-- Start Material supplied --
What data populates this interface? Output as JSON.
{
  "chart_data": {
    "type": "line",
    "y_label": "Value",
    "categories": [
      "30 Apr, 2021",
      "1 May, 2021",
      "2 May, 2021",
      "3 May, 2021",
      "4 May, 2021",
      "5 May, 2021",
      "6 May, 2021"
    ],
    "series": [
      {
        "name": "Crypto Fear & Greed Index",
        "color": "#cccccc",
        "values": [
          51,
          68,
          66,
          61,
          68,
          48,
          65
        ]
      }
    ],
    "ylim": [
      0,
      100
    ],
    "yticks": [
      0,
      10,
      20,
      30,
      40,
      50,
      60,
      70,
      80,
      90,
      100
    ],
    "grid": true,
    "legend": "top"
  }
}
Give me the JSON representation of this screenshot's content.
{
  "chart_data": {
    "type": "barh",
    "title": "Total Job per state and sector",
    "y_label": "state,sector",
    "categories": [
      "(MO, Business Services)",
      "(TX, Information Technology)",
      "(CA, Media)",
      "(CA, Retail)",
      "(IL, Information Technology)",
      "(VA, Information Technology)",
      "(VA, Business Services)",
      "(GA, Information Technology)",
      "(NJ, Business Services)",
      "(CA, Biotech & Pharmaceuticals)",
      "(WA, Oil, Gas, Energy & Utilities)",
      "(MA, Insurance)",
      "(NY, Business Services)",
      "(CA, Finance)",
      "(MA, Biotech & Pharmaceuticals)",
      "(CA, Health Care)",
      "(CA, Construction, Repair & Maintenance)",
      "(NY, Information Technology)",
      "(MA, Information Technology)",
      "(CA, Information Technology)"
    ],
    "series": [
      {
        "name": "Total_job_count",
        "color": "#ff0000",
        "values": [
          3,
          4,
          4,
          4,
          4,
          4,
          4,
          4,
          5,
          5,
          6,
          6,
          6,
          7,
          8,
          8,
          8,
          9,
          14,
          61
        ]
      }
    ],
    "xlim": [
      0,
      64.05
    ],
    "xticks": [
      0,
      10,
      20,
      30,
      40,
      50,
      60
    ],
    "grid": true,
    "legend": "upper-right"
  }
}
-- End Material supplied --
Short problem> Find the word "state" in the records and pull out each line that has it.

Answer for this exercise>
    "title": "Total Job per state and sector",
    "y_label": "state,sector",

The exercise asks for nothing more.